Task description: Copy the lines below as they are; omit the images they contain.

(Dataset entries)
————————
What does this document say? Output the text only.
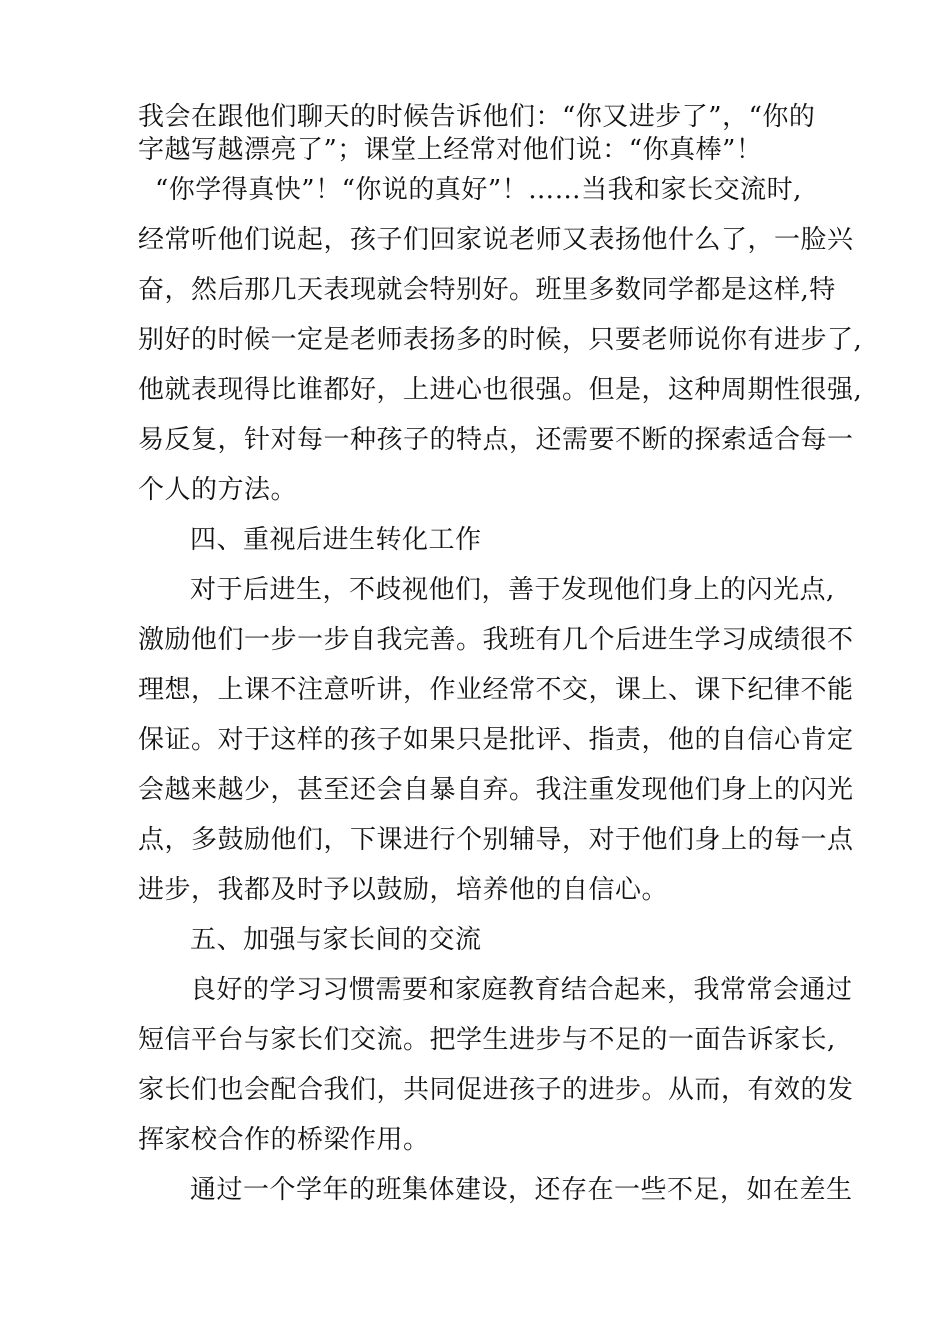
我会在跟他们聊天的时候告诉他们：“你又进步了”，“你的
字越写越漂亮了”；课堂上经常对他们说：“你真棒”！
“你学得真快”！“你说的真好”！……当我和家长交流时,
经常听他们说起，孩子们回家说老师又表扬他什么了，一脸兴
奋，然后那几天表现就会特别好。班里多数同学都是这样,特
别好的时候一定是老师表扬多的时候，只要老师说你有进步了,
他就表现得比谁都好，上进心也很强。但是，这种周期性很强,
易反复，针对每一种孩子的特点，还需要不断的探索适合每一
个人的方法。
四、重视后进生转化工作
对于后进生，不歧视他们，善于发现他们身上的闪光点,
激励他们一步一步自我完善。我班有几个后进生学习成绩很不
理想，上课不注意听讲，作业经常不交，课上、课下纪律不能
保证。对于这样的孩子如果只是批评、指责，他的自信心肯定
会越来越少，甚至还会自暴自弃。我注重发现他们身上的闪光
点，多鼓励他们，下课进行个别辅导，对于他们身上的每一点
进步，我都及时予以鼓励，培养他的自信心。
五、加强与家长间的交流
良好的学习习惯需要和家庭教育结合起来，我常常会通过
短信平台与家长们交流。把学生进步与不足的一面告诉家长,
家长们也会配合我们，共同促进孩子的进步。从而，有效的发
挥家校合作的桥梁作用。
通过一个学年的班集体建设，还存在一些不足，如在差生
————————
The reply:
What does this document say? Output the text only.
我会在跟他们聊天的时候告诉他们：“你又进步了”，“你的
字越写越漂亮了”；课堂上经常对他们说：“你真棒”！
“你学得真快”！“你说的真好”！……当我和家长交流时,
经常听他们说起，孩子们回家说老师又表扬他什么了，一脸兴
奋，然后那几天表现就会特别好。班里多数同学都是这样,特
别好的时候一定是老师表扬多的时候，只要老师说你有进步了,
他就表现得比谁都好，上进心也很强。但是，这种周期性很强,
易反复，针对每一种孩子的特点，还需要不断的探索适合每一
个人的方法。
四、重视后进生转化工作
对于后进生，不歧视他们，善于发现他们身上的闪光点,
激励他们一步一步自我完善。我班有几个后进生学习成绩很不
理想，上课不注意听讲，作业经常不交，课上、课下纪律不能
保证。对于这样的孩子如果只是批评、指责，他的自信心肯定
会越来越少，甚至还会自暴自弃。我注重发现他们身上的闪光
点，多鼓励他们，下课进行个别辅导，对于他们身上的每一点
进步，我都及时予以鼓励，培养他的自信心。
五、加强与家长间的交流
良好的学习习惯需要和家庭教育结合起来，我常常会通过
短信平台与家长们交流。把学生进步与不足的一面告诉家长,
家长们也会配合我们，共同促进孩子的进步。从而，有效的发
挥家校合作的桥梁作用。
通过一个学年的班集体建设，还存在一些不足，如在差生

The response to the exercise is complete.